→ Problems to solve:
a - In the IL-17 text, repeat the stretch from "The link between" through "recombinant IL-17 alone.".
b - According to the IL-17 text, by how much did the first available monoclonal antibody against human IL-17 reduce IL-6 production?

→ Study text:
%%
IL-17 had started its life under the name of CTLA-8, a gene product without clear function. At the time of IL-17’s discovery, I was encouraging the Schering-Plough facility near Lyon to use IL-4 to control RA inflammation. The Schering-Plough group was very active in the field of B cells, and the new molecule called CTLA-8 was tested in all the B-cell and T-cell assays in routine use in the laboratory. No effect was observed and the project was going to be dropped until someone suggested testing an effect of RA synoviocytes, which I had available in my laboratory.
This last effort to find a function for IL-17 was successful; induction of IL-6 by synoviocytes was observed, making IL-17 indeed a French discovery. At the same time as I was conducting this work, researchers at Immunex in Seattle (now part of Amgen) reached a similar conclusion from their work on the IL-17 receptor.7 At this early stage of research, inhibitors were obtained—including a mouse anti-human IL-17 monoclonal antibody and an anti-mouse IL-17 soluble receptor also active on human IL-17—so these tools could have been transferred quickly to the clinic as early as 1996.
The link between IL-17 and RA was further extended when we showed that pieces of RA synovium could produce bioactive IL-17. This activity was measured with a bioassay where supernatants from pieces of cultured RA synovium induced a massive production of IL-6 by RA synoviocytes.8 Using the first available monoclonal antibody to block human IL-17, such production was reduced by two-thirds. This robust production of IL-6 using supernatants with IL-17 contrasted with the limited effect of recombinant IL-17 alone.
%%
Stored items from a collection
%%
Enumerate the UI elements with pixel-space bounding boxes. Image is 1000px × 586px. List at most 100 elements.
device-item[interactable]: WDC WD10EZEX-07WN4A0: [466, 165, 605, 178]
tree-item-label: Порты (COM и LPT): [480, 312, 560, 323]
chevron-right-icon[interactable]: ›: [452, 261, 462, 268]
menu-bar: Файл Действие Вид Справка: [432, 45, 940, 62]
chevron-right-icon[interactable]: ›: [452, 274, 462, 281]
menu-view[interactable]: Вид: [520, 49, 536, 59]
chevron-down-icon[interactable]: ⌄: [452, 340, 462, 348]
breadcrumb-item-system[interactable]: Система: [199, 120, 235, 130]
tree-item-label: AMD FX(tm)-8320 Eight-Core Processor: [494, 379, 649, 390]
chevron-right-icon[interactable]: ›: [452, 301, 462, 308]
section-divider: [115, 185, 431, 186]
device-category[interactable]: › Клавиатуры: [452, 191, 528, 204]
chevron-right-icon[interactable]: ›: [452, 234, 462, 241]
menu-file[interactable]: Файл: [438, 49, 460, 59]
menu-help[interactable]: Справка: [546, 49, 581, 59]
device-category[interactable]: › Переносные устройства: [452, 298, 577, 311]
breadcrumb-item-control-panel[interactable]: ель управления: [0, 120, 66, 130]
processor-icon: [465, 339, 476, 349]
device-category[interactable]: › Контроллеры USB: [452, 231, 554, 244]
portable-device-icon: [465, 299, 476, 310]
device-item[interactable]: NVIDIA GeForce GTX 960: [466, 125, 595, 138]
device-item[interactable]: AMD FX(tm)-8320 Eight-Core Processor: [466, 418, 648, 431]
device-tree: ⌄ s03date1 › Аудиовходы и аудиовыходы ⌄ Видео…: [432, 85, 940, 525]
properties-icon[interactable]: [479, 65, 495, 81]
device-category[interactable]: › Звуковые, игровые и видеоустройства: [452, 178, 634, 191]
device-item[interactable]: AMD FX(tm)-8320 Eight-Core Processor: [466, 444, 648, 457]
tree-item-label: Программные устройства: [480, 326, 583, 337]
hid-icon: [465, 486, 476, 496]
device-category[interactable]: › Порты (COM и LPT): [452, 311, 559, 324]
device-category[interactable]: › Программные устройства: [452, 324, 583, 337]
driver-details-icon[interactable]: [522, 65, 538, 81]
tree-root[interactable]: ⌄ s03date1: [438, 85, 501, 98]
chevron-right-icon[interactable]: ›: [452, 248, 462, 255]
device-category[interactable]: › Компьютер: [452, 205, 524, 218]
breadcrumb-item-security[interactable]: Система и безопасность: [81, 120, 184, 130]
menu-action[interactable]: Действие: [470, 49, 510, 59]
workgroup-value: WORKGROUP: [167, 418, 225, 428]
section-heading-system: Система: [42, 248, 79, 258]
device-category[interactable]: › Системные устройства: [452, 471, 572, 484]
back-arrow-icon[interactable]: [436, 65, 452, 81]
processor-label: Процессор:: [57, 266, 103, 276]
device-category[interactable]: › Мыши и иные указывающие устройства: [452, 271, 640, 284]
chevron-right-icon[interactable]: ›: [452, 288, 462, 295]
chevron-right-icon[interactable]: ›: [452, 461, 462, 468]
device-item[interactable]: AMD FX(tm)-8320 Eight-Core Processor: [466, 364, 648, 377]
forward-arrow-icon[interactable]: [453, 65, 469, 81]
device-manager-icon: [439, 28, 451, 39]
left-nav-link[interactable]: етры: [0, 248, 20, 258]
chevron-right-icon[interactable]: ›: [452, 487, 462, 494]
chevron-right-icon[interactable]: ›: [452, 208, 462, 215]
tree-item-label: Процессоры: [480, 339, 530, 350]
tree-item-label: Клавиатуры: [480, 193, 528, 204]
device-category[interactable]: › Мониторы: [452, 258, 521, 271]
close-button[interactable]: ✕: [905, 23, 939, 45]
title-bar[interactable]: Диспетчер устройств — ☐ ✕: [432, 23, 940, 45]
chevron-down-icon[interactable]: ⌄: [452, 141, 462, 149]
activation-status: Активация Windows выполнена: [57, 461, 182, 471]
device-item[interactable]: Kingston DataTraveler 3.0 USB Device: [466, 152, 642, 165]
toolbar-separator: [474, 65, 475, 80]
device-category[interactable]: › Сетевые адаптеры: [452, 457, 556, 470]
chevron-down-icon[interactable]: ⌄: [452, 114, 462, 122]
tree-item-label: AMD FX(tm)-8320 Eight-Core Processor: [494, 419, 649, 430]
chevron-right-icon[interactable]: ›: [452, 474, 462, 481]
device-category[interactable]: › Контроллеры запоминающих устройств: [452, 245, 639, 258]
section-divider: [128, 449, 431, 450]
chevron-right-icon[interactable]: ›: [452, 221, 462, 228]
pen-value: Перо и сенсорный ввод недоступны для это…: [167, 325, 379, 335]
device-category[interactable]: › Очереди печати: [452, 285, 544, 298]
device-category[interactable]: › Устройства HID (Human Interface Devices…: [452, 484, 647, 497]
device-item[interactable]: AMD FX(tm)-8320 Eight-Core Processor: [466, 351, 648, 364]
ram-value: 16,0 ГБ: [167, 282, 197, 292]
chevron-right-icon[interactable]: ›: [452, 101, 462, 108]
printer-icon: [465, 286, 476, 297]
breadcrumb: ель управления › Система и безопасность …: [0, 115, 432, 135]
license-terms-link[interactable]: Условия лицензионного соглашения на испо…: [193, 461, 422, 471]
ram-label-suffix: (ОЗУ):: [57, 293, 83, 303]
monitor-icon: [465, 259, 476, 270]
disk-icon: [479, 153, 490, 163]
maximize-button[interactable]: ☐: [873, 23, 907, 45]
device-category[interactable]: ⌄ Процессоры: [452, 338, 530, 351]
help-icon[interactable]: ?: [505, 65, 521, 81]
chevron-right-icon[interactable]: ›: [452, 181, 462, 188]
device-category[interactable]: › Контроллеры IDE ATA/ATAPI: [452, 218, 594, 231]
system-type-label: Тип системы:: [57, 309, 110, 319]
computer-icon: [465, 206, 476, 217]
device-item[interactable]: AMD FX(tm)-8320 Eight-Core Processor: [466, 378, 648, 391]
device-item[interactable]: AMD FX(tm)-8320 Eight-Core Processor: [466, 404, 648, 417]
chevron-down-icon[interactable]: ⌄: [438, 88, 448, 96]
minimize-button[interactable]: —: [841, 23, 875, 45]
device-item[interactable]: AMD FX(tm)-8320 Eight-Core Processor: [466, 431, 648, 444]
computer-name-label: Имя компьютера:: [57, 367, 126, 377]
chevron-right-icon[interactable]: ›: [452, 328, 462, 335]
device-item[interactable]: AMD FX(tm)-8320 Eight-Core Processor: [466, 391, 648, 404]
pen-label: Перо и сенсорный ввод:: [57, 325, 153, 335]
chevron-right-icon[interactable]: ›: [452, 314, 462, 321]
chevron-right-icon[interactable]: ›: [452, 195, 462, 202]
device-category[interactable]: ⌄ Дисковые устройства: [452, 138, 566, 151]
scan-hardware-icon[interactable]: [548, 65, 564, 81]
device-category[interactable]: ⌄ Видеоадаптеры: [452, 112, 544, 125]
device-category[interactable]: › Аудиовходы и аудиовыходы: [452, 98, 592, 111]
%%
→ Solution list:
a -
The link between IL-17 and RA was further extended when we showed that pieces of RA synovium could produce bioactive IL-17. This activity was measured with a bioassay where supernatants from pieces of cultured RA synovium induced a massive production of IL-6 by RA synoviocytes.8 Using the first available monoclonal antibody to block human IL-17, such production was reduced by two-thirds. This robust production of IL-6 using supernatants with IL-17 contrasted with the limited effect of recombinant IL-17 alone.

b - By two-thirds.